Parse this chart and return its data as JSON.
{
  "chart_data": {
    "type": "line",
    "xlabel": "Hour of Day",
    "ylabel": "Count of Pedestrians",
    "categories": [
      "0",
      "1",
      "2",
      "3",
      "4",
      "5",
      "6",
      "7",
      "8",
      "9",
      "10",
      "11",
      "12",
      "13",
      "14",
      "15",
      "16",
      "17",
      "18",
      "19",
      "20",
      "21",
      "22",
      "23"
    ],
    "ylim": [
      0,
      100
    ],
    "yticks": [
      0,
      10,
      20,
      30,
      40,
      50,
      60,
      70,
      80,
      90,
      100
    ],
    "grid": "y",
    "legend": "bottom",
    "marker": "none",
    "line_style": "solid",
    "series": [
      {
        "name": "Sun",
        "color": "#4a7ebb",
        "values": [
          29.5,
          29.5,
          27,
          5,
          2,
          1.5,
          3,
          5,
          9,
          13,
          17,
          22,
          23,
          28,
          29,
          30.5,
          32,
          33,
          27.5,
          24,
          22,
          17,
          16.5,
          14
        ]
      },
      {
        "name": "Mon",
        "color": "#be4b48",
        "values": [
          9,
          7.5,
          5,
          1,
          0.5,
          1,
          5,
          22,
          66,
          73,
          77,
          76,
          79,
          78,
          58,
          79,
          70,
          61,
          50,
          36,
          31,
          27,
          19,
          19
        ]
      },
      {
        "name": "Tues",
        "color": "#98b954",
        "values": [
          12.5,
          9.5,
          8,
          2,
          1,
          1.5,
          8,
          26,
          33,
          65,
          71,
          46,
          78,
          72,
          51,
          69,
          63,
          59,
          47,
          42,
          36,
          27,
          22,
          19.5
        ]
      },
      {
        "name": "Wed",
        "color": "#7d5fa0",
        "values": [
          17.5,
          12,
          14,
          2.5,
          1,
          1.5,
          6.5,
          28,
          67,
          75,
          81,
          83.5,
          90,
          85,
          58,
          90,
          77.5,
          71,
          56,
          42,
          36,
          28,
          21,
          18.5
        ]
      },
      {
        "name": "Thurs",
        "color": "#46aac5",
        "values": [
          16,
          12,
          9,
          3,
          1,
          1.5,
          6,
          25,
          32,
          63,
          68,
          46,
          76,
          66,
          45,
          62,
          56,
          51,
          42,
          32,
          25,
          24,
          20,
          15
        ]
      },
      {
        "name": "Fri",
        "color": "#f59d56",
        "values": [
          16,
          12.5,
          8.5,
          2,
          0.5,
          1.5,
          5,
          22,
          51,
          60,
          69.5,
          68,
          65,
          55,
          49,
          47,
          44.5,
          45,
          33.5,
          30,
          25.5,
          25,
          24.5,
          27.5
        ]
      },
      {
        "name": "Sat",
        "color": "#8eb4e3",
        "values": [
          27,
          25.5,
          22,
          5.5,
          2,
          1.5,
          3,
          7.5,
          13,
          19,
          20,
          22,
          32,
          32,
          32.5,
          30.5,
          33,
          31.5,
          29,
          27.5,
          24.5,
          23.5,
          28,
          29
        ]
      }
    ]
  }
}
※ ※ ※
Without changing a word, restate the whole listing.

Complete answer »
Parse this chart and return its data as JSON.
{
  "chart_data": {
    "type": "line",
    "xlabel": "Hour of Day",
    "ylabel": "Count of Pedestrians",
    "categories": [
      "0",
      "1",
      "2",
      "3",
      "4",
      "5",
      "6",
      "7",
      "8",
      "9",
      "10",
      "11",
      "12",
      "13",
      "14",
      "15",
      "16",
      "17",
      "18",
      "19",
      "20",
      "21",
      "22",
      "23"
    ],
    "ylim": [
      0,
      100
    ],
    "yticks": [
      0,
      10,
      20,
      30,
      40,
      50,
      60,
      70,
      80,
      90,
      100
    ],
    "grid": "y",
    "legend": "bottom",
    "marker": "none",
    "line_style": "solid",
    "series": [
      {
        "name": "Sun",
        "color": "#4a7ebb",
        "values": [
          29.5,
          29.5,
          27,
          5,
          2,
          1.5,
          3,
          5,
          9,
          13,
          17,
          22,
          23,
          28,
          29,
          30.5,
          32,
          33,
          27.5,
          24,
          22,
          17,
          16.5,
          14
        ]
      },
      {
        "name": "Mon",
        "color": "#be4b48",
        "values": [
          9,
          7.5,
          5,
          1,
          0.5,
          1,
          5,
          22,
          66,
          73,
          77,
          76,
          79,
          78,
          58,
          79,
          70,
          61,
          50,
          36,
          31,
          27,
          19,
          19
        ]
      },
      {
        "name": "Tues",
        "color": "#98b954",
        "values": [
          12.5,
          9.5,
          8,
          2,
          1,
          1.5,
          8,
          26,
          33,
          65,
          71,
          46,
          78,
          72,
          51,
          69,
          63,
          59,
          47,
          42,
          36,
          27,
          22,
          19.5
        ]
      },
      {
        "name": "Wed",
        "color": "#7d5fa0",
        "values": [
          17.5,
          12,
          14,
          2.5,
          1,
          1.5,
          6.5,
          28,
          67,
          75,
          81,
          83.5,
          90,
          85,
          58,
          90,
          77.5,
          71,
          56,
          42,
          36,
          28,
          21,
          18.5
        ]
      },
      {
        "name": "Thurs",
        "color": "#46aac5",
        "values": [
          16,
          12,
          9,
          3,
          1,
          1.5,
          6,
          25,
          32,
          63,
          68,
          46,
          76,
          66,
          45,
          62,
          56,
          51,
          42,
          32,
          25,
          24,
          20,
          15
        ]
      },
      {
        "name": "Fri",
        "color": "#f59d56",
        "values": [
          16,
          12.5,
          8.5,
          2,
          0.5,
          1.5,
          5,
          22,
          51,
          60,
          69.5,
          68,
          65,
          55,
          49,
          47,
          44.5,
          45,
          33.5,
          30,
          25.5,
          25,
          24.5,
          27.5
        ]
      },
      {
        "name": "Sat",
        "color": "#8eb4e3",
        "values": [
          27,
          25.5,
          22,
          5.5,
          2,
          1.5,
          3,
          7.5,
          13,
          19,
          20,
          22,
          32,
          32,
          32.5,
          30.5,
          33,
          31.5,
          29,
          27.5,
          24.5,
          23.5,
          28,
          29
        ]
      }
    ]
  }
}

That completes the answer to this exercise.